===== Data to process

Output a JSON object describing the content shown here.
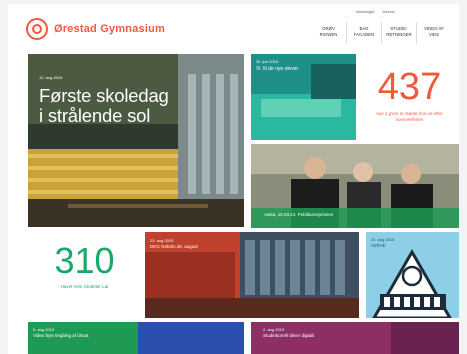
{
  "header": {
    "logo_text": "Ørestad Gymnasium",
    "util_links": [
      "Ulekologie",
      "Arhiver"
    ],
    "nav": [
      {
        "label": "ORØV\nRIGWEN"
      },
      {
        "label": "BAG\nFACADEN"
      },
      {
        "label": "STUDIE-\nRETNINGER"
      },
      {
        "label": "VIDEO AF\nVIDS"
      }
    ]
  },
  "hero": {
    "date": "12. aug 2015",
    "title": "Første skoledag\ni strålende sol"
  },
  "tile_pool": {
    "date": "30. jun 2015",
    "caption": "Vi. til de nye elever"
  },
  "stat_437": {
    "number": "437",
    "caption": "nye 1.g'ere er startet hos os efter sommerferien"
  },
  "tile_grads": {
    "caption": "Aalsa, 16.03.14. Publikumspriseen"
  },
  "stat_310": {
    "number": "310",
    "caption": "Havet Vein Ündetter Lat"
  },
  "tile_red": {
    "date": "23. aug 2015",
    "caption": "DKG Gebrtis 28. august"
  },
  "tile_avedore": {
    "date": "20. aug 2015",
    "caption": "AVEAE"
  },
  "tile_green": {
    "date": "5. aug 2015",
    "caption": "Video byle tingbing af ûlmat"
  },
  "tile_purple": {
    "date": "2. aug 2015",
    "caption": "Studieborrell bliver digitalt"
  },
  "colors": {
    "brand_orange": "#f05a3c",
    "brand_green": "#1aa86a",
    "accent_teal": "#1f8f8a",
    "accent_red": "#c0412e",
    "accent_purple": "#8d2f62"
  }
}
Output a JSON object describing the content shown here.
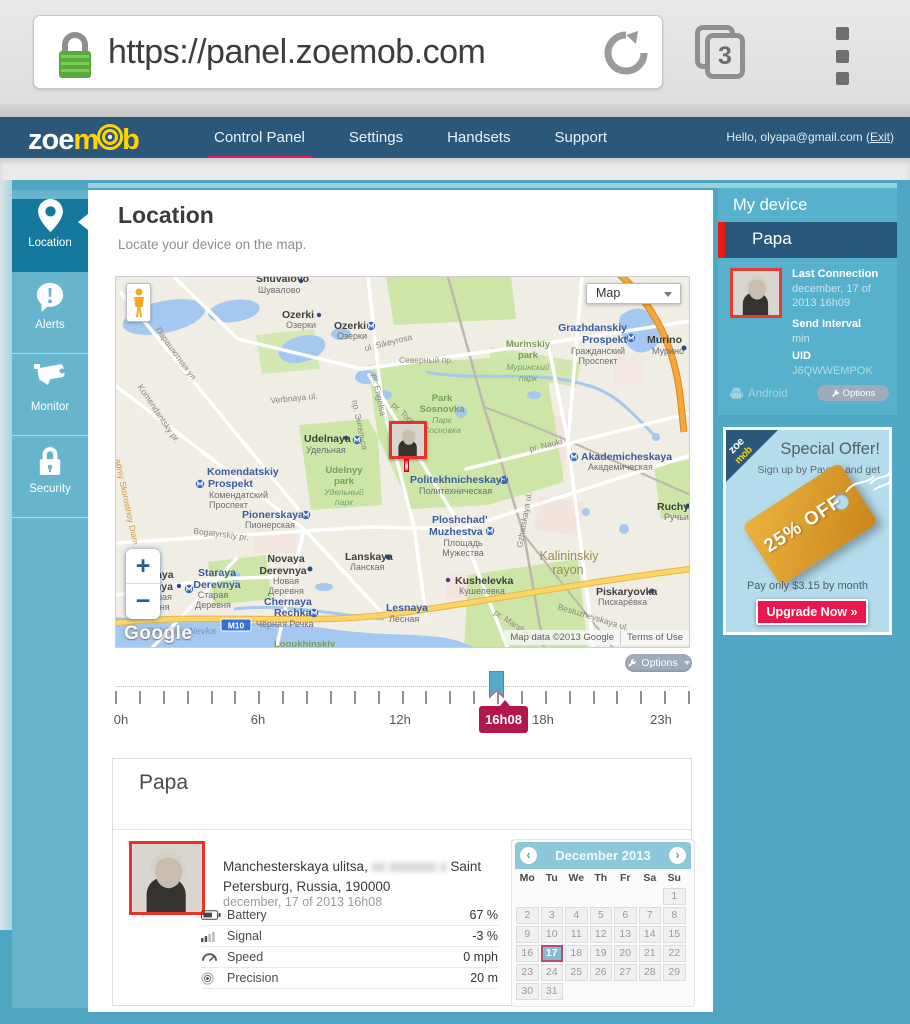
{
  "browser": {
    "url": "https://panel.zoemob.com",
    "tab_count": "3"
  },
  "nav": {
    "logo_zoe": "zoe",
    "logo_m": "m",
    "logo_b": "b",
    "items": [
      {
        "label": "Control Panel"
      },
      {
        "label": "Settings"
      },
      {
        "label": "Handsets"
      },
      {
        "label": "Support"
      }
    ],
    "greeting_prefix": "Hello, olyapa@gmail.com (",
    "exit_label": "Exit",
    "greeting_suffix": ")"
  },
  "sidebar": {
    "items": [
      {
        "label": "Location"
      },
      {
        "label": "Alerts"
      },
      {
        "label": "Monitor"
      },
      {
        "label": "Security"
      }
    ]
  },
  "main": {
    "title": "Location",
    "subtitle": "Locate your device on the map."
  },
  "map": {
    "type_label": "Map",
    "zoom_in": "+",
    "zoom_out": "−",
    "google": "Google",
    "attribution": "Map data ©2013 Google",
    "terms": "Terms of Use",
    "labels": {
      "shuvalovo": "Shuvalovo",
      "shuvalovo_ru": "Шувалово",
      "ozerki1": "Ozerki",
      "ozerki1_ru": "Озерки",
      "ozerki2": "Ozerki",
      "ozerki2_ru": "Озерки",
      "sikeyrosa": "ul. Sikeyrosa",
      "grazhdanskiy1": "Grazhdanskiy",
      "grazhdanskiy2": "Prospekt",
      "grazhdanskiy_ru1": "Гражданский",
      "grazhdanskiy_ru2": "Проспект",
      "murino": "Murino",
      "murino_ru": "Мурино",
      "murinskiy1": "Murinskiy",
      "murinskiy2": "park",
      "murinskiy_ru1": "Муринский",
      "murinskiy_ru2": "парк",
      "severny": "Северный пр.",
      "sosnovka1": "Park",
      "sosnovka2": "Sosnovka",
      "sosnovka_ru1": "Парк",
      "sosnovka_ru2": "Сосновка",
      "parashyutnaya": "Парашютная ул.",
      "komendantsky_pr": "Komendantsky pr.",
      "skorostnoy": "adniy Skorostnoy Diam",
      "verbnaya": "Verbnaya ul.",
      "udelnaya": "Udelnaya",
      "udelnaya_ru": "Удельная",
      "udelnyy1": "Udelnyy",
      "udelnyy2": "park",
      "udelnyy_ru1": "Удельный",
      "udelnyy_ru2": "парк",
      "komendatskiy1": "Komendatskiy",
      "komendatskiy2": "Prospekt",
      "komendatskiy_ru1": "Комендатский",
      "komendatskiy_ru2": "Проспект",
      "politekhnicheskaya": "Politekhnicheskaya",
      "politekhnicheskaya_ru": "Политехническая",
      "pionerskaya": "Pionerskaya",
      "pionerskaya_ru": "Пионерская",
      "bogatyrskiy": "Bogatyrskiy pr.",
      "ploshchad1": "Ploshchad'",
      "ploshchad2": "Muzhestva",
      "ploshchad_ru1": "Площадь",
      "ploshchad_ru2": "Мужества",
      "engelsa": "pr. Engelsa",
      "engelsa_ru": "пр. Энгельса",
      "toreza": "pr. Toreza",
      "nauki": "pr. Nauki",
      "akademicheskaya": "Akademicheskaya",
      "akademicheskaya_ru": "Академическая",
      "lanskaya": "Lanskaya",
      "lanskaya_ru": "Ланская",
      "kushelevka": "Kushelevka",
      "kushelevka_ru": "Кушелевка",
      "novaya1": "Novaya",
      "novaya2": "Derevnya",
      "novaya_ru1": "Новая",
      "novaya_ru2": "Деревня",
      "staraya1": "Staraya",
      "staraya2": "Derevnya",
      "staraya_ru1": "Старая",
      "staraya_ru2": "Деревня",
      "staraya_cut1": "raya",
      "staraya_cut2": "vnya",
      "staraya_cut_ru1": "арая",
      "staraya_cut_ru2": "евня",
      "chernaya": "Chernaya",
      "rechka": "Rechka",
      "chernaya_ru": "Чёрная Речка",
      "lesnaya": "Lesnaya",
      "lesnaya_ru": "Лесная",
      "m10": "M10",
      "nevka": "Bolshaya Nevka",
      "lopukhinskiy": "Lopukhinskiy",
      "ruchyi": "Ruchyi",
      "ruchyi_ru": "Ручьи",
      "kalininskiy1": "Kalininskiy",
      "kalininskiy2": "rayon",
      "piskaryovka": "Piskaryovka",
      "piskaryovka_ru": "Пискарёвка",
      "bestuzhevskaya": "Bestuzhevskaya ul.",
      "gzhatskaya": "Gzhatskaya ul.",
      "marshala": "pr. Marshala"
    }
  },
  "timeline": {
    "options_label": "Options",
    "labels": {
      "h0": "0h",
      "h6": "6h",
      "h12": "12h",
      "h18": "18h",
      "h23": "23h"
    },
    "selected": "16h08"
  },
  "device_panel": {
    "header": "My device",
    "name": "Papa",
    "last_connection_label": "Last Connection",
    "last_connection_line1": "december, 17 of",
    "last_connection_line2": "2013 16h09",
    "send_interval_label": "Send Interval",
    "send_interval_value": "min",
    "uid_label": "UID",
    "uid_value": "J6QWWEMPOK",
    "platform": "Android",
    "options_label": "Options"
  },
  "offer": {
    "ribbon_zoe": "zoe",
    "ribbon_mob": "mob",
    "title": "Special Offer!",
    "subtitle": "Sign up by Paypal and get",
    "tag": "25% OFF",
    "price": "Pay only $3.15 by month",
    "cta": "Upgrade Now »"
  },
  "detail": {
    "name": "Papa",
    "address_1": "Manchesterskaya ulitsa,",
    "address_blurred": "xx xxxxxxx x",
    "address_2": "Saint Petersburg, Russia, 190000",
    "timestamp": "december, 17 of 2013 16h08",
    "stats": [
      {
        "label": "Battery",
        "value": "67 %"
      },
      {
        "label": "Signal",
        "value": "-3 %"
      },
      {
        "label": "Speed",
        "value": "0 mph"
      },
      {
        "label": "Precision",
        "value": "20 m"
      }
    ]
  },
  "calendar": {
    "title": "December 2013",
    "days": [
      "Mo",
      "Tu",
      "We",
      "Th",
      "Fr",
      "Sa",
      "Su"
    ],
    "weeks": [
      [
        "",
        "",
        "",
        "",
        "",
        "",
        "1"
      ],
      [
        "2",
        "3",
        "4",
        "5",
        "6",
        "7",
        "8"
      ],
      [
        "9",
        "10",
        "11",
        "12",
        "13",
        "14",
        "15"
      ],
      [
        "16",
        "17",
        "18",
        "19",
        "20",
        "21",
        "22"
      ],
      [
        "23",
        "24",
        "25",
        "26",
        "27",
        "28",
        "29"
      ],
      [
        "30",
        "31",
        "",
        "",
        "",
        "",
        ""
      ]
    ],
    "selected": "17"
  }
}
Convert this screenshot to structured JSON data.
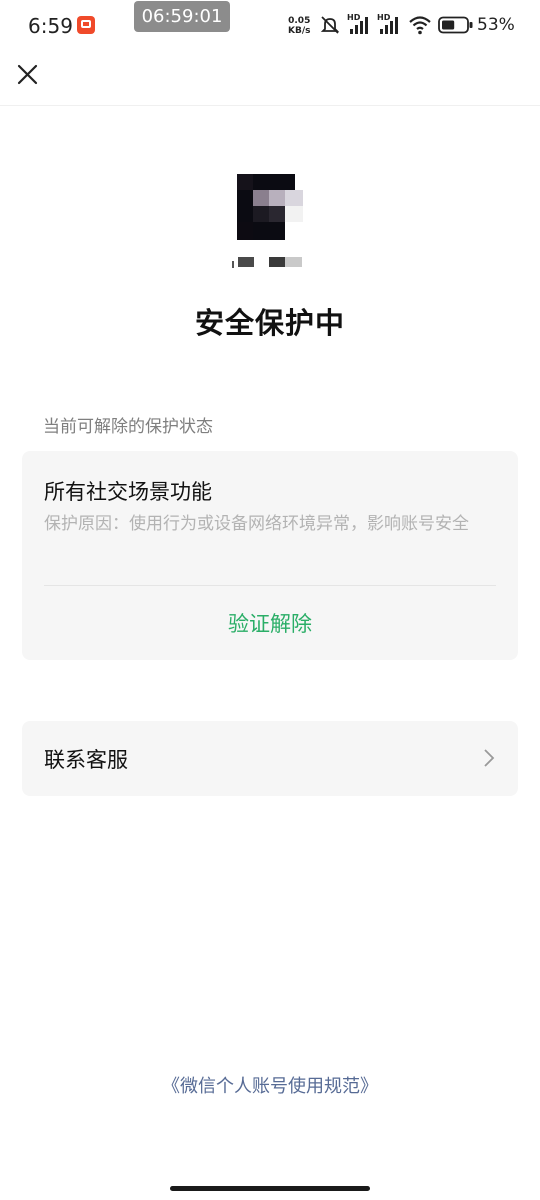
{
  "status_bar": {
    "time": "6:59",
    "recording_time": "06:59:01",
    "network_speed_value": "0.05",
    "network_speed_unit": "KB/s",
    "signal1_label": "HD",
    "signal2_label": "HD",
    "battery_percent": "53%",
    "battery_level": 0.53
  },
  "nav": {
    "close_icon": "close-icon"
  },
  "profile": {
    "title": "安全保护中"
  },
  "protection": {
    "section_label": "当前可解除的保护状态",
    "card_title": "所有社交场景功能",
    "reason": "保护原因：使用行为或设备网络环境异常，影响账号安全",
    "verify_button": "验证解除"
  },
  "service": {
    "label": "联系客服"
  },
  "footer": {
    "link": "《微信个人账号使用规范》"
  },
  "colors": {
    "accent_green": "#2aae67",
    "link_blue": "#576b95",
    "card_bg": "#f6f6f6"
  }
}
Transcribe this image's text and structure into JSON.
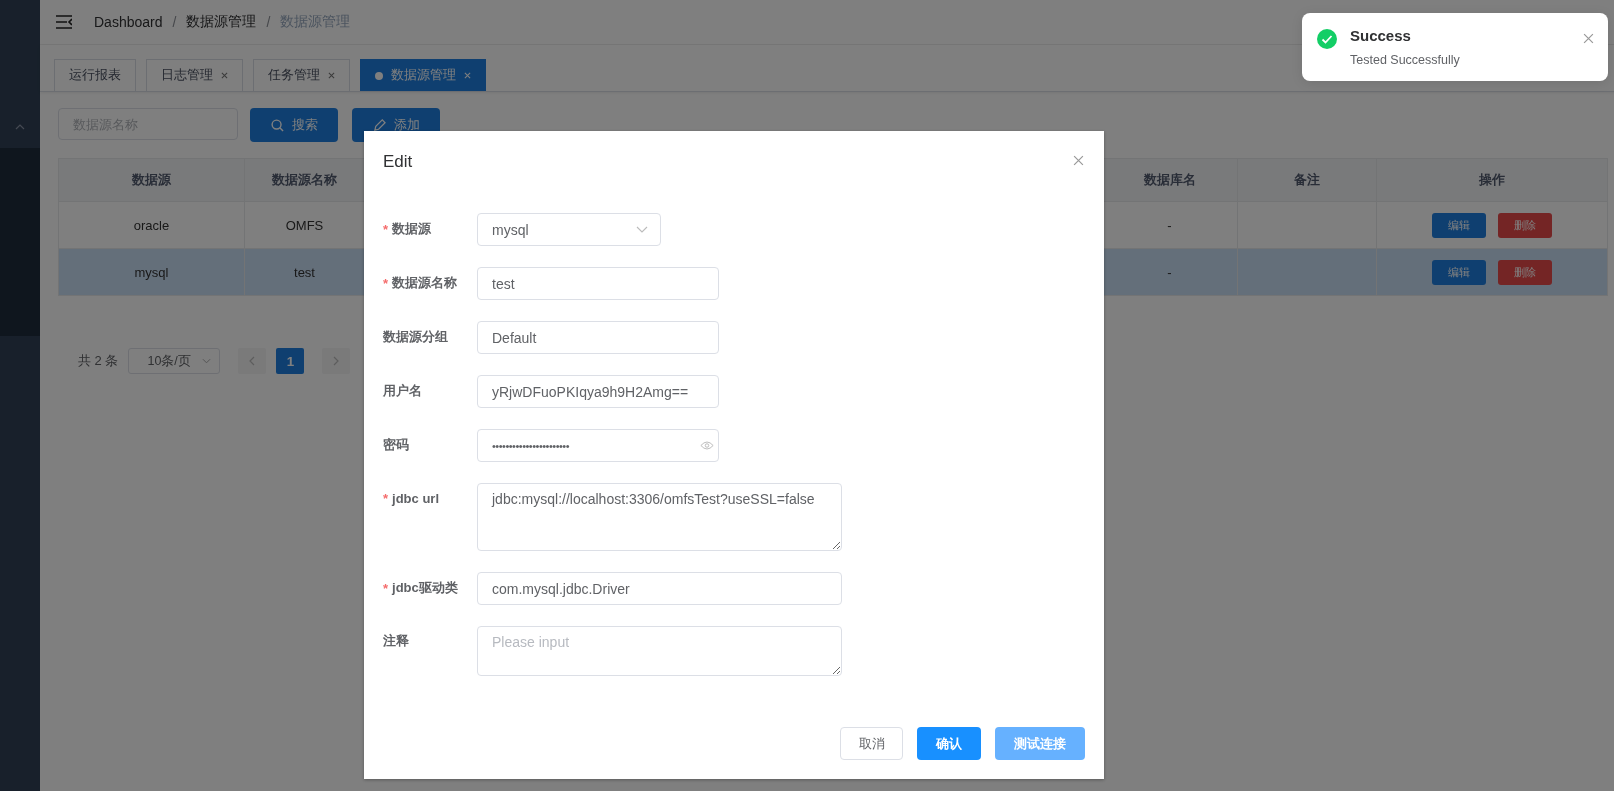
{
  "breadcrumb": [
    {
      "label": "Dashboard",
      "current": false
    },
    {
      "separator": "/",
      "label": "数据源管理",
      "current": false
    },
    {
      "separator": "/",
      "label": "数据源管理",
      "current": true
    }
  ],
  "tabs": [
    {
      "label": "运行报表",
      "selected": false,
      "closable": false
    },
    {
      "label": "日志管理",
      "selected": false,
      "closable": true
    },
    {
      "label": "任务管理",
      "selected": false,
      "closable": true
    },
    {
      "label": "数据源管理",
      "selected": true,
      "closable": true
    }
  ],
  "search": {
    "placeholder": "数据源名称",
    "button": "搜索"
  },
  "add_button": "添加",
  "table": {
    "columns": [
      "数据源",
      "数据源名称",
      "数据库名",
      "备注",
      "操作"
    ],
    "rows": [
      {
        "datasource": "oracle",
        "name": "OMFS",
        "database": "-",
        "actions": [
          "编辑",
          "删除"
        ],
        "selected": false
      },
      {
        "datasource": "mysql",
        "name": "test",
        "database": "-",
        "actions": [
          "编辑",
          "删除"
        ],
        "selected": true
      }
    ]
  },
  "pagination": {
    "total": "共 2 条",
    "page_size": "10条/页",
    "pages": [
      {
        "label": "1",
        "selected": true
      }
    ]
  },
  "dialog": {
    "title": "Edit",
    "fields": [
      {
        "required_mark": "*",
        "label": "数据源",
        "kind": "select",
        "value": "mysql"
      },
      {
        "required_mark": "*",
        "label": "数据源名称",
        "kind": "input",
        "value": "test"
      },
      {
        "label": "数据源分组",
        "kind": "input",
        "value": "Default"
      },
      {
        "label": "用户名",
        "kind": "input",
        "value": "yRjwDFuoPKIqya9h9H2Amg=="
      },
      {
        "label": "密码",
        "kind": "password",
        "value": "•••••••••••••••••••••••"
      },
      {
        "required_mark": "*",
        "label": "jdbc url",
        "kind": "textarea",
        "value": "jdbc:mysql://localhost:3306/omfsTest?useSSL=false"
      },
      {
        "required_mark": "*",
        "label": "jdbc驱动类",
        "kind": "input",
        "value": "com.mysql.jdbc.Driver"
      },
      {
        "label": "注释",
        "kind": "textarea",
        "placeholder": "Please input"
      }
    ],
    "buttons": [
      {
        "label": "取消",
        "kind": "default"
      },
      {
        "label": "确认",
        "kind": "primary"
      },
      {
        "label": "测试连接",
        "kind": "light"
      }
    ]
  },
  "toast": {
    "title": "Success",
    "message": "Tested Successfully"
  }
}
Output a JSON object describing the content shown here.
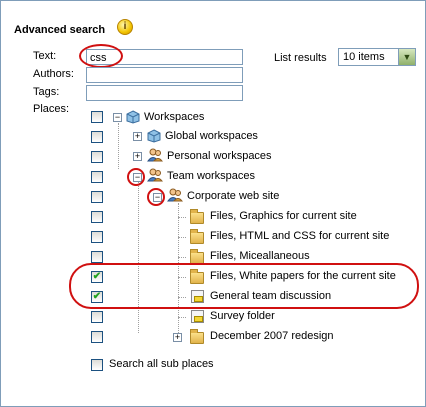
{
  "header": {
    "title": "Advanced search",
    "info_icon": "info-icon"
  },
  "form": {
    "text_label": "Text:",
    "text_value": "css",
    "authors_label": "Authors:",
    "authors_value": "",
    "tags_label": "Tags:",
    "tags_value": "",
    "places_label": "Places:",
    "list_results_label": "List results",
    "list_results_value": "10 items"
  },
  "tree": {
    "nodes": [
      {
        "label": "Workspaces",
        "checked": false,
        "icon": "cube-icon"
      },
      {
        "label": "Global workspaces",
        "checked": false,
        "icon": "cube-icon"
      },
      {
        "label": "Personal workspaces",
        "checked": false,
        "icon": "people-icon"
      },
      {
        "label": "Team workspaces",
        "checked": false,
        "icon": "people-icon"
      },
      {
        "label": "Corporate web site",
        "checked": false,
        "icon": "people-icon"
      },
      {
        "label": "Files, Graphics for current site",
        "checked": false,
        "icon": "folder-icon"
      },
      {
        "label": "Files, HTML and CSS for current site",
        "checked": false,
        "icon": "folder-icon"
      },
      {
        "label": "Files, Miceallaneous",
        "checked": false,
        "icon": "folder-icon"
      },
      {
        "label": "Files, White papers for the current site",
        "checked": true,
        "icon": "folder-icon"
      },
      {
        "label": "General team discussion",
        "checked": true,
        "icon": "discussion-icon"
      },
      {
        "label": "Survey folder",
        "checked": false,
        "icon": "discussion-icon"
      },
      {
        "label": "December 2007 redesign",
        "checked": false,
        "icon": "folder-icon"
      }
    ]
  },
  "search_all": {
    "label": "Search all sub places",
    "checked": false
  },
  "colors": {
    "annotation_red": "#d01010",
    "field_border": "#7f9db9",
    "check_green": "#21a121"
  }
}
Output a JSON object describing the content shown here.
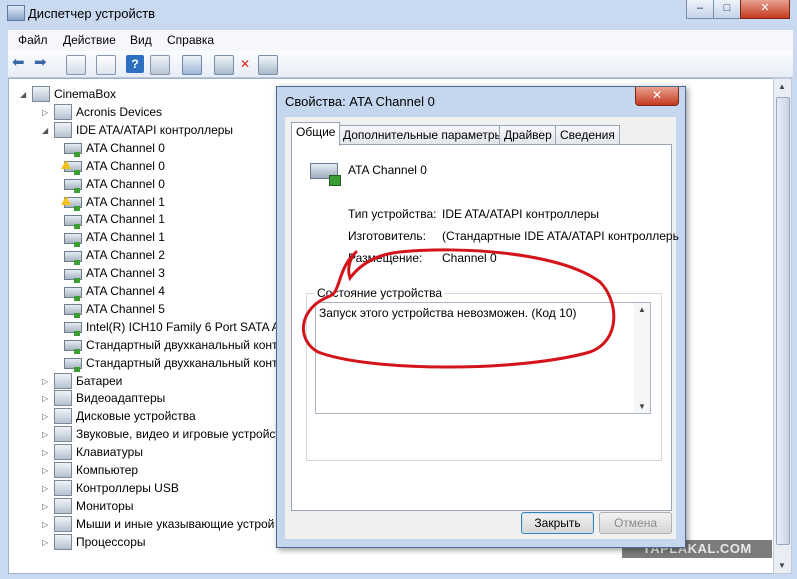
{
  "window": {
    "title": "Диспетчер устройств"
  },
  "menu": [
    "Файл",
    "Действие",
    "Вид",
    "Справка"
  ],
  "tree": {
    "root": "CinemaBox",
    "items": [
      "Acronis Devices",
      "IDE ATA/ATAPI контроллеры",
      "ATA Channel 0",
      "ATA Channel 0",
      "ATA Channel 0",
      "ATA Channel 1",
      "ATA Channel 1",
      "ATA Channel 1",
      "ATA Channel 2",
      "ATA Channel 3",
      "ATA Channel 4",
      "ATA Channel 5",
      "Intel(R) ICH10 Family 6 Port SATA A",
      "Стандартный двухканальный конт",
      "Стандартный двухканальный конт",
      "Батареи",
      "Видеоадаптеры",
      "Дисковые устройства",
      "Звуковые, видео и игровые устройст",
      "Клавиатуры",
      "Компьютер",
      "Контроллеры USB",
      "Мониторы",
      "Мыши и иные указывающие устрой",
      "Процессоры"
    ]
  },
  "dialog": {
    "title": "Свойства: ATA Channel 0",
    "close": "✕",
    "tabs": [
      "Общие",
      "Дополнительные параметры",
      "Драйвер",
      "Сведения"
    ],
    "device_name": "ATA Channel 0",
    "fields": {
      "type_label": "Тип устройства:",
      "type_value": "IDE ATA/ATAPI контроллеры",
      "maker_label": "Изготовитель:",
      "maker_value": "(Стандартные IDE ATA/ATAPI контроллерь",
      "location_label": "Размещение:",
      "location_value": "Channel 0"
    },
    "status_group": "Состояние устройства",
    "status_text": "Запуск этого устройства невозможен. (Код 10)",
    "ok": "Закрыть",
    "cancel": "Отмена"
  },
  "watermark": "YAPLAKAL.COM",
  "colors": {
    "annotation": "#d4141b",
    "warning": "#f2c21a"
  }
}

==========

Locate all lines that include the word "Озерки" and copy them out.

      "ozerki1_ru": "Озерки",
      "ozerki2_ru": "Озерки",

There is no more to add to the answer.